▶ [DOCUMENT EXTRACT]
○ ○ ○ ○

It can therefore be said that the period of the intervention had been stretched by litigations consistent with the constitutional rights of the parties concerned on one hand and the refusal of the individuals and shareholders involved to make concessions due to their selfish ego. The resolution of the issues and impasse resulting therefrom can only be attained by judicial intervention, which was opened by Chidi Duru in the first place. PenCom was only compelled to resort to appealing the judgment of Justice Okorowo and the fate of that appeal is also bound by the factor of time.
Rendering Account of the FGPL
The misinforming petitions by Duru that the IMC currently running FGPL has not rendered account of the PFA for years in compliance with the Company and Allied Matters Act (CAMA) is just what it is- cheap propaganda. Findings show that there has been no appropriate Board and Management of the PFA for nearly five (5) years since the regulatory intervention due to the litigations earlier explained. Therefore, non-rendering of the account of the FGPL’s cannot be attributed to PenCom because you can only render account to a properly constituted Board and Management.
It is even worth mentioning that just like many meetings aimed at settling the impasse, the shareholders AGM on 13th July 2012 pursuant to a directive issued by the Corporate Affairs Commission (CAC), was frustrated by Nze Duru himself vide Suit No. FHC/L/CS/145/2012, which he filed against the shareholders and CAC. The case is still ongoing. So, it is such FGPL shareholders’ duels and ego, not PenCom, that have frustrated efforts to hold AGM/EGMs to resolve the issues in FGPL.
Alleged Forgery by the Secretary to FGPL with Abetment of PenCom?
Duru has variously alleged that PenCom instigated the Company Secretary of FGPL, Ms Funmi Oluwo, to forge and file changes in the share structure of FGPL.
Although the issue of shareholding of FGPL is an internal affair of the company and its shareholder, findings show that in order to ensure good corporate governance practices, PenCom drew the attention of FGPL’s shareholders to the dilution of shares of FGPL allegedly by Nze Chidi Duru, who had been allegedly illegally underwriting perceived allowances and refunds to equities and converting them as shares in the names of his companies.

○ ○ ○ ○

▶ [GIVEN RECORDS]

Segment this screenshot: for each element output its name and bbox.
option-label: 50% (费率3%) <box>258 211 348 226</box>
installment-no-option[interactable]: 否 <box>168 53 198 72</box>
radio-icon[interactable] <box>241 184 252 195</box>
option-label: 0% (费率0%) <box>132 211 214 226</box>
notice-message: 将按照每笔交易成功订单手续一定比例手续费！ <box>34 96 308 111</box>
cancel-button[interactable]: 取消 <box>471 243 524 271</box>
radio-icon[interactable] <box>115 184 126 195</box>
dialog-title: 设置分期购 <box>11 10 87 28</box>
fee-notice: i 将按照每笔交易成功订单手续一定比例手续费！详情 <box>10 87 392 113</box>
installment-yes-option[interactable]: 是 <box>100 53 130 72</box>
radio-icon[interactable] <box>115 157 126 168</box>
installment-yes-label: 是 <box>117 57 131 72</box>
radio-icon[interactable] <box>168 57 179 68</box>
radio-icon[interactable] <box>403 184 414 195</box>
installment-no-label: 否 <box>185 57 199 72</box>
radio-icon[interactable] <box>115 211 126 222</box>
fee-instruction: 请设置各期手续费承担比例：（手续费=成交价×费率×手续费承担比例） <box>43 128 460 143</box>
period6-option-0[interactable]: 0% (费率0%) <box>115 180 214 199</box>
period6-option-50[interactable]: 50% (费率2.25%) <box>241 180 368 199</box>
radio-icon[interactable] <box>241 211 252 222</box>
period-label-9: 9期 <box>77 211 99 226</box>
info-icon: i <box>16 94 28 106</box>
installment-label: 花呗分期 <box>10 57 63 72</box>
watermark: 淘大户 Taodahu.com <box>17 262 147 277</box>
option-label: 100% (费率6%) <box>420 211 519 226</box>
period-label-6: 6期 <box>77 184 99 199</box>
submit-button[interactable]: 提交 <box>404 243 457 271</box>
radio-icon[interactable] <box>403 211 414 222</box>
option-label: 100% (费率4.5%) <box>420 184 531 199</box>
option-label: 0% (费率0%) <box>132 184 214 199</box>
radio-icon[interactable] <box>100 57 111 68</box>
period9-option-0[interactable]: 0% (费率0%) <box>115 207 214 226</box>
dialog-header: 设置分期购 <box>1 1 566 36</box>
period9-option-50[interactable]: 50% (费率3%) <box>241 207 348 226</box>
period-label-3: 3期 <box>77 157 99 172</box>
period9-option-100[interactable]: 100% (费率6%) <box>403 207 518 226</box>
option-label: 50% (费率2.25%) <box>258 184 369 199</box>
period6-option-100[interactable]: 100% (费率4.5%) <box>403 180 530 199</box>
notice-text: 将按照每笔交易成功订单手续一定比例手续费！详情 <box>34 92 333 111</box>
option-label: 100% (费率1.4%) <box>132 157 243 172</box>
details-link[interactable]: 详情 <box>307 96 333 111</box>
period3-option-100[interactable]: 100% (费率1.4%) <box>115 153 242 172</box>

○ ○ ○ ○

For each statement, decide whether it agrees with the text on PenCom and FGPL. Answer yes or no, and quote the words from the text that settle it.
1. The shareholders' AGM on 13th July 2012 was called under a directive from the Corporate Affairs Commission.
2. Suit No. FHC/L/CS/145/2012 has been concluded.
3. Ms Funmi Oluwo is the Company Secretary of FGPL.

▶ [SOLVED PROBLEM]
1. Yes: "the shareholders AGM on 13th July 2012 pursuant to a directive issued by the Corporate Affairs Commission (CAC)"
2. No: "The case is still ongoing."
3. Yes: "the Company Secretary of FGPL, Ms Funmi Oluwo"